◆ Exercise objective:
Output the full listing below exactly as it reads, and skip anything that is a picture.

[Stored data entries]
_ _ _

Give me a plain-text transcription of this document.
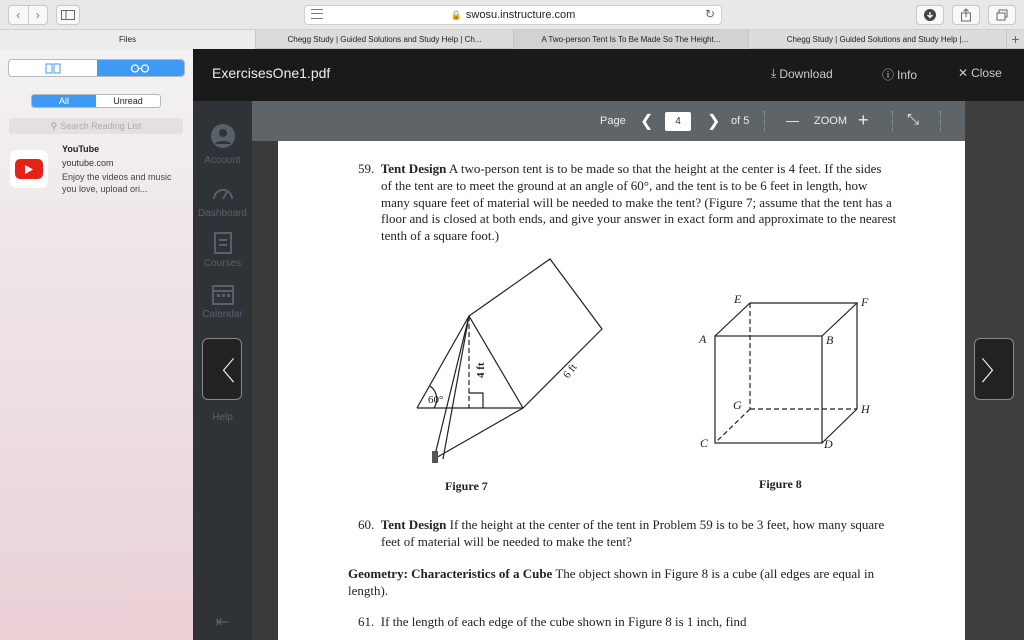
‹	›	🔒 swosu.instructure.com	↻
Files	Chegg Study | Guided Solutions and Study Help | Ch...	A Two-person Tent Is To Be Made So The Height...	Chegg Study | Guided Solutions and Study Help |...	+
All	Unread
⚲ Search Reading List
YouTube
youtube.com
Enjoy the videos and music you love, upload ori...
ExercisesOne1.pdf	⤓ Download	ⓘ Info	✕ Close
Account
Dashboard
Courses
Calendar
Help
⇤
Page ❮	4	❯ of 5	— ZOOM +	⤡
59. Tent Design A two-person tent is to be made so that the height at the center is 4 feet. If the sides
of the tent are to meet the ground at an angle of 60°, and the tent is to be 6 feet in length, how
many square feet of material will be needed to make the tent? (Figure 7; assume that the tent has a
floor and is closed at both ends, and give your answer in exact form and approximate to the nearest
tenth of a square foot.)
60°
4 ft	6 ft
Figure 7
A	B
C	D
E	F
G	H
Figure 8
60. Tent Design If the height at the center of the tent in Problem 59 is to be 3 feet, how many square
feet of material will be needed to make the tent?
Geometry: Characteristics of a Cube The object shown in Figure 8 is a cube (all edges are equal in
length).
61. If the length of each edge of the cube shown in Figure 8 is 1 inch, find
〈	〉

_ _ _

◆ Problem solution:
Give me a plain-text transcription of this document.
‹	›	🔒 swosu.instructure.com	↻
Files	Chegg Study | Guided Solutions and Study Help | Ch...	A Two-person Tent Is To Be Made So The Height...	Chegg Study | Guided Solutions and Study Help |...	+
All	Unread
⚲ Search Reading List
YouTube
youtube.com
Enjoy the videos and music you love, upload ori...
ExercisesOne1.pdf	⤓ Download	ⓘ Info	✕ Close
Account
Dashboard
Courses
Calendar
Help
⇤
Page ❮	4	❯ of 5	— ZOOM +	⤡
59. Tent Design A two-person tent is to be made so that the height at the center is 4 feet. If the sides
of the tent are to meet the ground at an angle of 60°, and the tent is to be 6 feet in length, how
many square feet of material will be needed to make the tent? (Figure 7; assume that the tent has a
floor and is closed at both ends, and give your answer in exact form and approximate to the nearest
tenth of a square foot.)
60°
4 ft	6 ft
Figure 7
A	B
C	D
E	F
G	H
Figure 8
60. Tent Design If the height at the center of the tent in Problem 59 is to be 3 feet, how many square
feet of material will be needed to make the tent?
Geometry: Characteristics of a Cube The object shown in Figure 8 is a cube (all edges are equal in
length).
61. If the length of each edge of the cube shown in Figure 8 is 1 inch, find
〈	〉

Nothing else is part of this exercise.